>> Begin

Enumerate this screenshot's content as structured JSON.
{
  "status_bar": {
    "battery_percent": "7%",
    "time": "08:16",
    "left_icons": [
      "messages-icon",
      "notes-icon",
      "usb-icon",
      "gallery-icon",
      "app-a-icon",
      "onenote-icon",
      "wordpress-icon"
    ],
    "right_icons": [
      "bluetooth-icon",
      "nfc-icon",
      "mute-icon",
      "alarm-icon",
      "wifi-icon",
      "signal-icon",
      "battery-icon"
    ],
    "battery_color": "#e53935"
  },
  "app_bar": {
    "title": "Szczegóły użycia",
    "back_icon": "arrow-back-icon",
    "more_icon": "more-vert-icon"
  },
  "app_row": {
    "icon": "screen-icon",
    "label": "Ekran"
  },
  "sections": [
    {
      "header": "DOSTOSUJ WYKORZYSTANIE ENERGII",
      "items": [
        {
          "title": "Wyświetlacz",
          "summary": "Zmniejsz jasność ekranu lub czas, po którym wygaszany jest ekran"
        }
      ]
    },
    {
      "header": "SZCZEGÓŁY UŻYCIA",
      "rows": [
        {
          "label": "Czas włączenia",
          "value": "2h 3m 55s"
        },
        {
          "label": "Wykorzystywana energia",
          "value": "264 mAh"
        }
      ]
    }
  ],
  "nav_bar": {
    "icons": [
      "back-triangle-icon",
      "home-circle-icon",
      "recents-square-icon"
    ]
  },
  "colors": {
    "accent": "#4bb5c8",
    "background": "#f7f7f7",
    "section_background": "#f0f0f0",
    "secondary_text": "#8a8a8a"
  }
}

>> End

▶ Aim
Return the listing above in its exact form.

▶ The result
Enumerate this screenshot's content as structured JSON.
{
  "status_bar": {
    "battery_percent": "7%",
    "time": "08:16",
    "left_icons": [
      "messages-icon",
      "notes-icon",
      "usb-icon",
      "gallery-icon",
      "app-a-icon",
      "onenote-icon",
      "wordpress-icon"
    ],
    "right_icons": [
      "bluetooth-icon",
      "nfc-icon",
      "mute-icon",
      "alarm-icon",
      "wifi-icon",
      "signal-icon",
      "battery-icon"
    ],
    "battery_color": "#e53935"
  },
  "app_bar": {
    "title": "Szczegóły użycia",
    "back_icon": "arrow-back-icon",
    "more_icon": "more-vert-icon"
  },
  "app_row": {
    "icon": "screen-icon",
    "label": "Ekran"
  },
  "sections": [
    {
      "header": "DOSTOSUJ WYKORZYSTANIE ENERGII",
      "items": [
        {
          "title": "Wyświetlacz",
          "summary": "Zmniejsz jasność ekranu lub czas, po którym wygaszany jest ekran"
        }
      ]
    },
    {
      "header": "SZCZEGÓŁY UŻYCIA",
      "rows": [
        {
          "label": "Czas włączenia",
          "value": "2h 3m 55s"
        },
        {
          "label": "Wykorzystywana energia",
          "value": "264 mAh"
        }
      ]
    }
  ],
  "nav_bar": {
    "icons": [
      "back-triangle-icon",
      "home-circle-icon",
      "recents-square-icon"
    ]
  },
  "colors": {
    "accent": "#4bb5c8",
    "background": "#f7f7f7",
    "section_background": "#f0f0f0",
    "secondary_text": "#8a8a8a"
  }
}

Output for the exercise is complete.